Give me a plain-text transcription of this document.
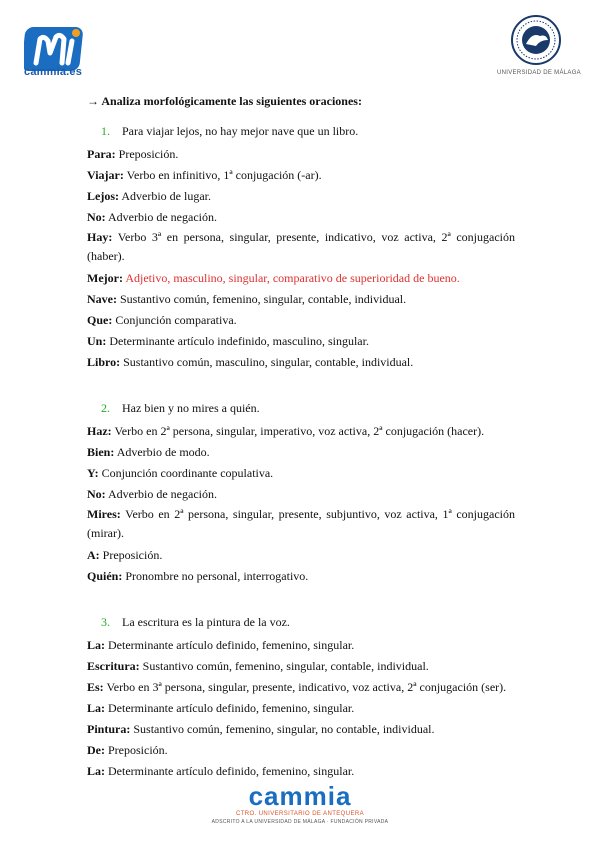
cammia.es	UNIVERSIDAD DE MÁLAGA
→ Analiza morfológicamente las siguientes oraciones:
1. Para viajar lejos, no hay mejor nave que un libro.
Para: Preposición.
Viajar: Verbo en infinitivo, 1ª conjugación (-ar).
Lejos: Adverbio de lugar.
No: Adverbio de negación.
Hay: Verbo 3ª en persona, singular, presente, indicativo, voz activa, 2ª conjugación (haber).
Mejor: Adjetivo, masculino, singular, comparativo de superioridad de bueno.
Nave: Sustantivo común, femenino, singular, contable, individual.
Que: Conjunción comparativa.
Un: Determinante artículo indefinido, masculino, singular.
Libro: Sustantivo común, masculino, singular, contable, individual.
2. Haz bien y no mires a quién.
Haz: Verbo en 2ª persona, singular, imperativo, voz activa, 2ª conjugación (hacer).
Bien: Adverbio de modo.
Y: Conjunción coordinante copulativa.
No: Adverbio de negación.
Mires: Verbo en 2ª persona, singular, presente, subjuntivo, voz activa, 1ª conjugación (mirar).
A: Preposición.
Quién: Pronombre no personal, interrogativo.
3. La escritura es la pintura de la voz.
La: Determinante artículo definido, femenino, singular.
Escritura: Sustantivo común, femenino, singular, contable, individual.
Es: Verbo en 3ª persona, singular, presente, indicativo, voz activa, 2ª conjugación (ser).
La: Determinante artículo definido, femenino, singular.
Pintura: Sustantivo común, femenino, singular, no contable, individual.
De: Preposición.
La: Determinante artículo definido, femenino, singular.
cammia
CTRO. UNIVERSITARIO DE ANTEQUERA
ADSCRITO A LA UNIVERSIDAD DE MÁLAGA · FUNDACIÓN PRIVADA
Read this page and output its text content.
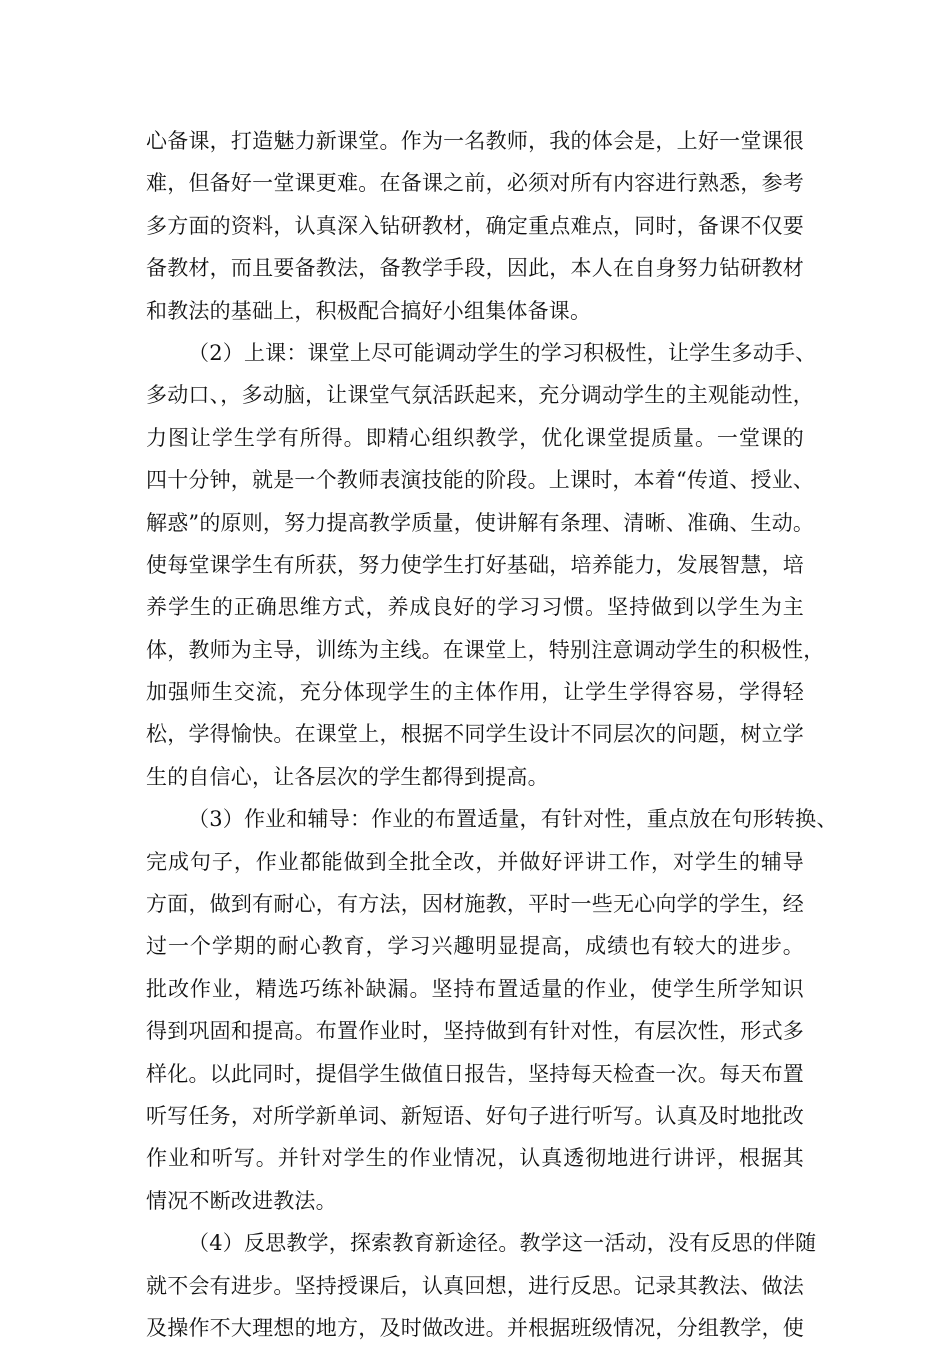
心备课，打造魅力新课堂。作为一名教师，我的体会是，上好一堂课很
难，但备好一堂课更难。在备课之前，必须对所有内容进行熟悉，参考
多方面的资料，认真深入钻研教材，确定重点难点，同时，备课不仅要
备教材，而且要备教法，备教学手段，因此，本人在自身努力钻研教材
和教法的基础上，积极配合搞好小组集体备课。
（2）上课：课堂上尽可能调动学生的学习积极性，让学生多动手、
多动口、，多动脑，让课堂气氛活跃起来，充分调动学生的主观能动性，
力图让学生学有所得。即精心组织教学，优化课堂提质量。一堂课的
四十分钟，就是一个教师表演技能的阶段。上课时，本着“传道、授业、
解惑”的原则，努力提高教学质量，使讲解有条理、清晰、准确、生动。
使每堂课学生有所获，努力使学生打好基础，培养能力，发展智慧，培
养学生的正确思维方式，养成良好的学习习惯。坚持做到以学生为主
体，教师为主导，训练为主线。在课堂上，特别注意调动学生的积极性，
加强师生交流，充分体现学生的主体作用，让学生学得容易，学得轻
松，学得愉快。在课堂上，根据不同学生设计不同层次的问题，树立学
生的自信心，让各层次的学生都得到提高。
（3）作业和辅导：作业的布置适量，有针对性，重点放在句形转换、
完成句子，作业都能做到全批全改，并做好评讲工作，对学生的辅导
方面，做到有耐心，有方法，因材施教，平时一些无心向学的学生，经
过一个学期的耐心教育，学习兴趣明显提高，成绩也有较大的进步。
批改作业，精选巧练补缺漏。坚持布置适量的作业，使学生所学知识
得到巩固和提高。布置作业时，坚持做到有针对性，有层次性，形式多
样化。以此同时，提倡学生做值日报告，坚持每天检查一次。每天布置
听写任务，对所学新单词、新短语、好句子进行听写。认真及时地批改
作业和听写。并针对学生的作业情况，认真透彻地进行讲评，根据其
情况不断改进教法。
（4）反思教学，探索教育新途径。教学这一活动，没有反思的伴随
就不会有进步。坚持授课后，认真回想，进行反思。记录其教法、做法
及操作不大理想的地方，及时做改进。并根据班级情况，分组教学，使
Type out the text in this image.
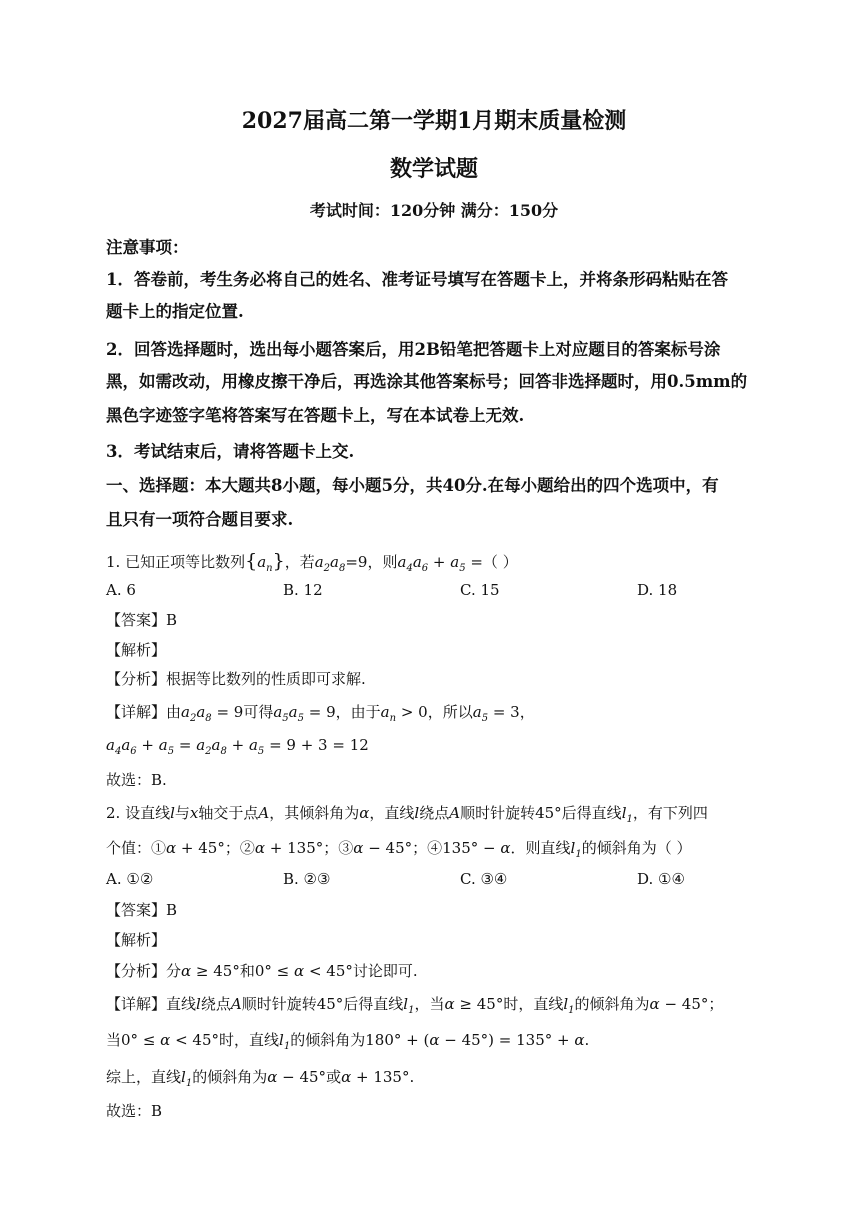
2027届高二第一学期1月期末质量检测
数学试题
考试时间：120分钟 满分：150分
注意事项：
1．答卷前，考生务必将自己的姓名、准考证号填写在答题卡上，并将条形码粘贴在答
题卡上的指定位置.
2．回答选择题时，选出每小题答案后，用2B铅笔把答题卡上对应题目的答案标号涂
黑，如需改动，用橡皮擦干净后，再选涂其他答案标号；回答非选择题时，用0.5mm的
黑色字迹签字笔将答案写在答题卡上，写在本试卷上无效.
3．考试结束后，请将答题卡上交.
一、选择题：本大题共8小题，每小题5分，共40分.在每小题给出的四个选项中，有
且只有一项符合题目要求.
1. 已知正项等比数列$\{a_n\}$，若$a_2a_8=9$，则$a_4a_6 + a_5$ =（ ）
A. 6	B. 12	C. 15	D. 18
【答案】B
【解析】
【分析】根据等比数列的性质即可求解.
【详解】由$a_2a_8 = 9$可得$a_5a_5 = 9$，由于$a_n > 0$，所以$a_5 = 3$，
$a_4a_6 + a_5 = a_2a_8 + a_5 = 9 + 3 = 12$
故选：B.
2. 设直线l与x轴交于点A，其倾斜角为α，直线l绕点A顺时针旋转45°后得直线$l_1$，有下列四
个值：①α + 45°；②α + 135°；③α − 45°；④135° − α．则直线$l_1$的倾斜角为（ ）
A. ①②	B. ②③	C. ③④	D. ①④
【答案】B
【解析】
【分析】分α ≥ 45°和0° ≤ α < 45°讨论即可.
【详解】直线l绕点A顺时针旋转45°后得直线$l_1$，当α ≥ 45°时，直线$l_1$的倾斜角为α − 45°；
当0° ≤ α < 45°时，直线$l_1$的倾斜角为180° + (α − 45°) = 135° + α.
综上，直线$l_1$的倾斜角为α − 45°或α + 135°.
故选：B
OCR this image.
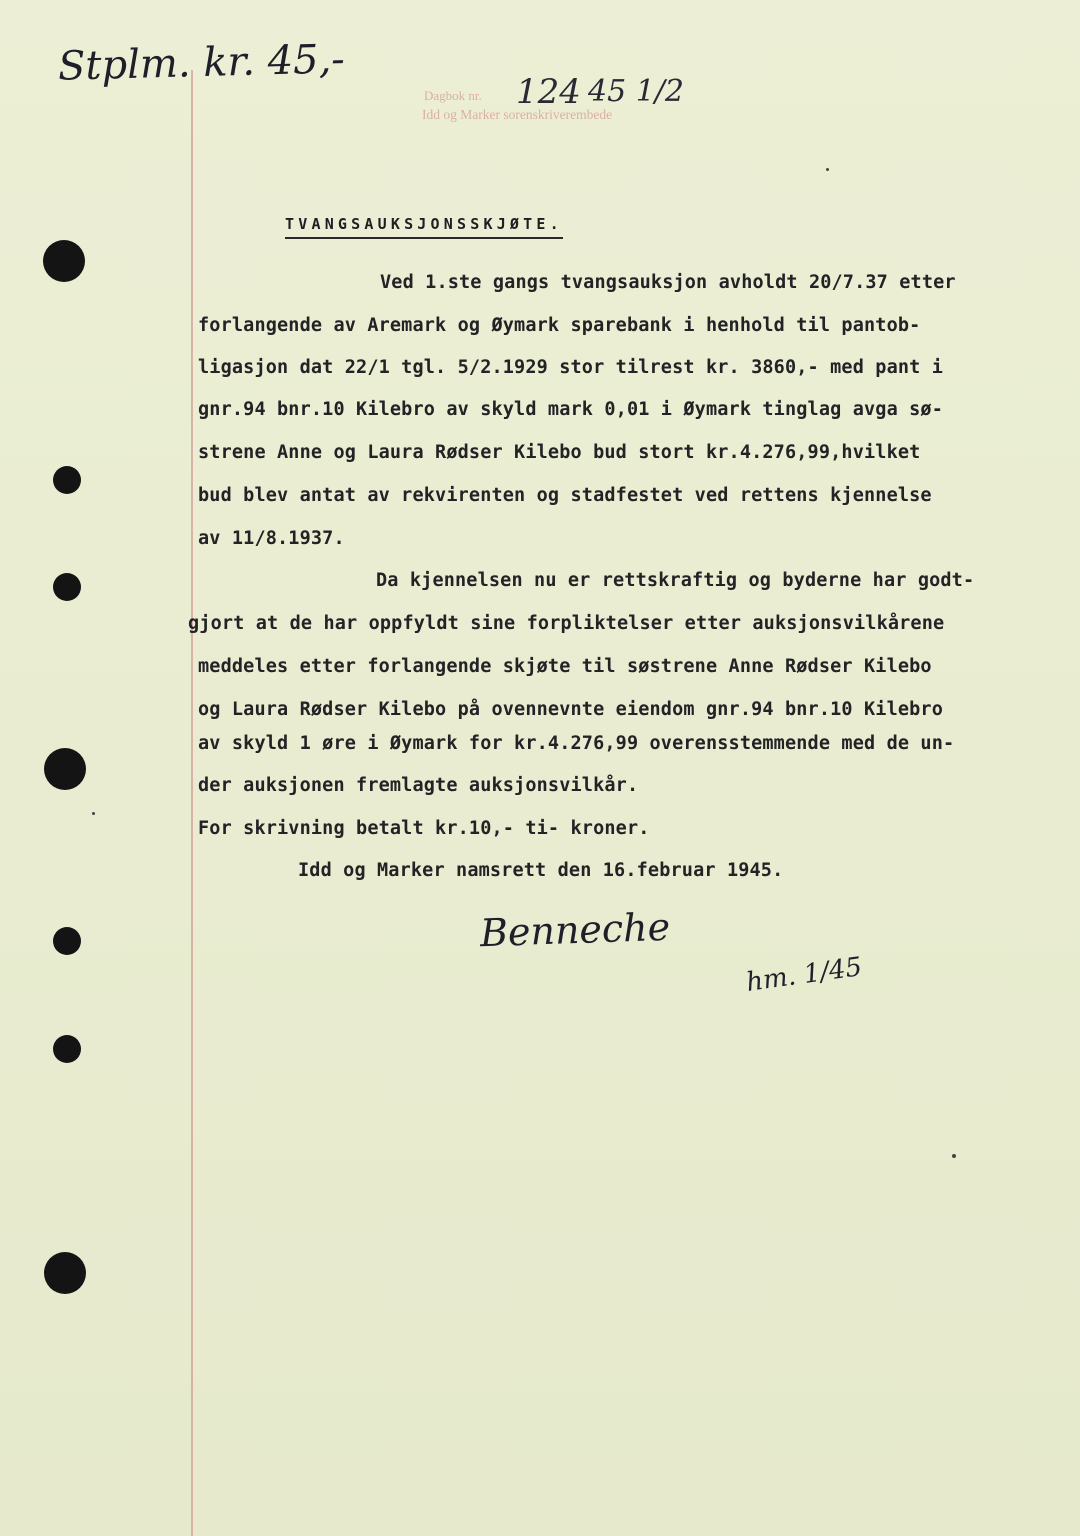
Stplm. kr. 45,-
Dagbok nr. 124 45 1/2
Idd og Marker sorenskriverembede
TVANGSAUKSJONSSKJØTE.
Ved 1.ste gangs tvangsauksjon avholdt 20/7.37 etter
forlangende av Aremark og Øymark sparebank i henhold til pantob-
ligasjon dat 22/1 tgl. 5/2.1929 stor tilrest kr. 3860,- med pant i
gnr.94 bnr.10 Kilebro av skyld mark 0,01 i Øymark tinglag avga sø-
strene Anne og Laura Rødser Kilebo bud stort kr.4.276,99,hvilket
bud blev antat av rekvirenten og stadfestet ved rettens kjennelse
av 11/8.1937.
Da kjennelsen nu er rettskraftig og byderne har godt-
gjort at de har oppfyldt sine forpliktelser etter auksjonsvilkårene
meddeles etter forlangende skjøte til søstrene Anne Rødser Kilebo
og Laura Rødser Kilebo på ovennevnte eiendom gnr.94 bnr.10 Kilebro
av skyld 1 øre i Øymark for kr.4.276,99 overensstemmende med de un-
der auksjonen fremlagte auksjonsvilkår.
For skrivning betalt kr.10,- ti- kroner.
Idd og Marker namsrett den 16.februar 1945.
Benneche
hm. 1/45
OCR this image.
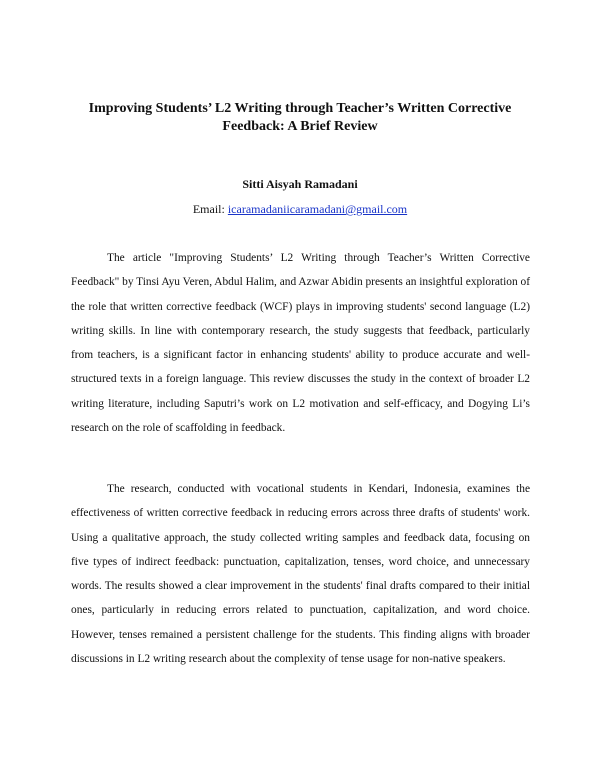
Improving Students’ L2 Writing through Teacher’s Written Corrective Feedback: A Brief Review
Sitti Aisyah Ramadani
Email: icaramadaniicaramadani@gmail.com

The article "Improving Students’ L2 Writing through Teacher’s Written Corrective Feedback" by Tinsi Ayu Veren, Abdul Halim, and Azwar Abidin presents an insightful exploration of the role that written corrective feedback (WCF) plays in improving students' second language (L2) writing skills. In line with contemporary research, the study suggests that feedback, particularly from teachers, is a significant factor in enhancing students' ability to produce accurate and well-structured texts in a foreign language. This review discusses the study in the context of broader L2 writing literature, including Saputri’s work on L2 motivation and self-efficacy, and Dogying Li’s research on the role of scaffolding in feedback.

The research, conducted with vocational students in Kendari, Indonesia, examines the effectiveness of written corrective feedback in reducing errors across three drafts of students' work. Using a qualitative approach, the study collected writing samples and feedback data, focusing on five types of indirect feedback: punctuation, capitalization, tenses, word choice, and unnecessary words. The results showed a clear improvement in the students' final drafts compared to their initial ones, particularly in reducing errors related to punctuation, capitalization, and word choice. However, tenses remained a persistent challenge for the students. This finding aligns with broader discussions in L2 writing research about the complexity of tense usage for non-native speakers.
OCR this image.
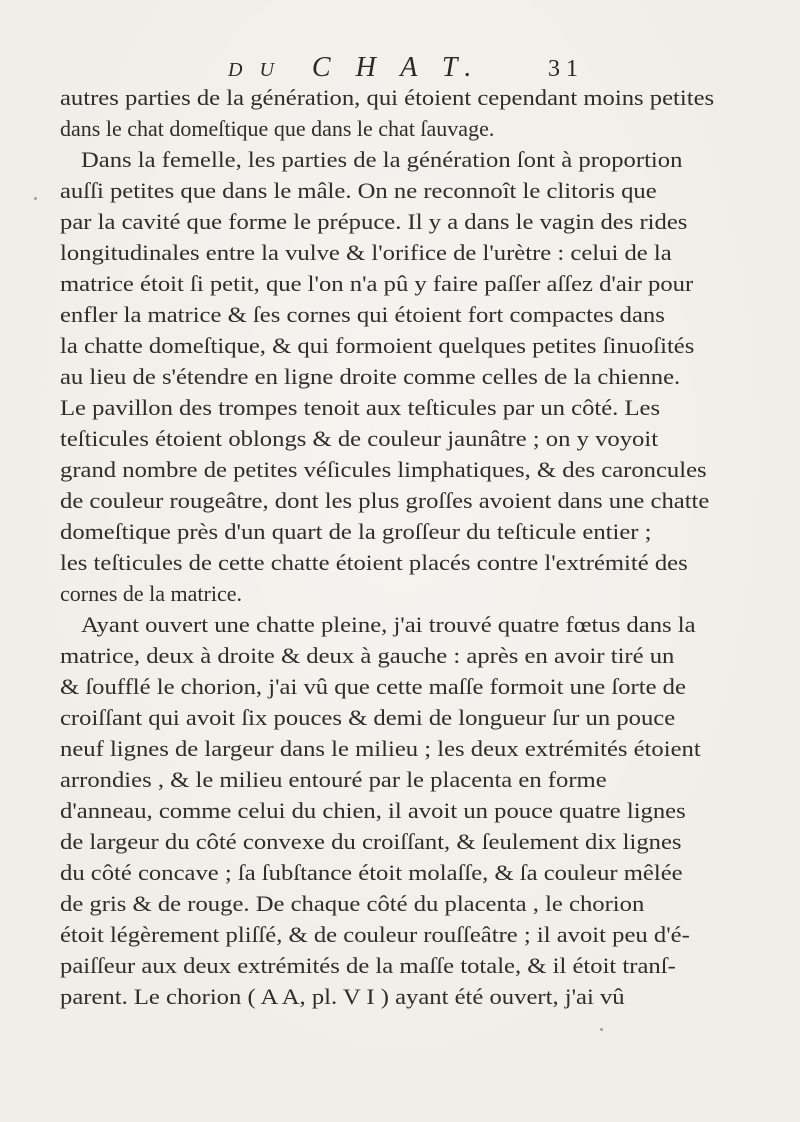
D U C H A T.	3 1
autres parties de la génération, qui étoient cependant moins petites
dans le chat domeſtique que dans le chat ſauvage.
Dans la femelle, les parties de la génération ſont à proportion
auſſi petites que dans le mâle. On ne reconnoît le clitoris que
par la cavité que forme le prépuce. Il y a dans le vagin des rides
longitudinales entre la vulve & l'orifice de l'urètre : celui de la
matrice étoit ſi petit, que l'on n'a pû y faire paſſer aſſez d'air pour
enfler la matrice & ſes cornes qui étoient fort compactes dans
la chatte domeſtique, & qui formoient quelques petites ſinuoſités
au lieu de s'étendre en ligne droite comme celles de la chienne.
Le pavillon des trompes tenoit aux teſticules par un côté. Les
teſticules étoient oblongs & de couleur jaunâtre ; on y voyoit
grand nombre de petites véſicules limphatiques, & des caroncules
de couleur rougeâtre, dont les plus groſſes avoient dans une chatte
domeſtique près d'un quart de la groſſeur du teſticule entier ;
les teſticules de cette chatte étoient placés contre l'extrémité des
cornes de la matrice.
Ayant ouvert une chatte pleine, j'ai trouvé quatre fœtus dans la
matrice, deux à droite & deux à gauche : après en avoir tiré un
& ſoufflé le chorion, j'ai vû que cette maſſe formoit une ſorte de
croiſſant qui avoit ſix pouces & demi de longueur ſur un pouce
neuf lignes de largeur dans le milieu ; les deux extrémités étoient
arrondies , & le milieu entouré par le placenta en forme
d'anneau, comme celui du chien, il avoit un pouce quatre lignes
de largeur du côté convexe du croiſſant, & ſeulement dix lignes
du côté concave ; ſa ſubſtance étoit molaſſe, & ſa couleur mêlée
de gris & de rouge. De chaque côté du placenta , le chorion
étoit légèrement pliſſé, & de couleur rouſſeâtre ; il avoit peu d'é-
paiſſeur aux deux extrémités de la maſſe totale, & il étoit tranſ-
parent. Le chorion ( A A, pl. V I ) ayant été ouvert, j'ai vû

▬▬▬

* **Problem to work on**
Respond with the number of lines containing "lignes" and no additional words.

* **Full output**
3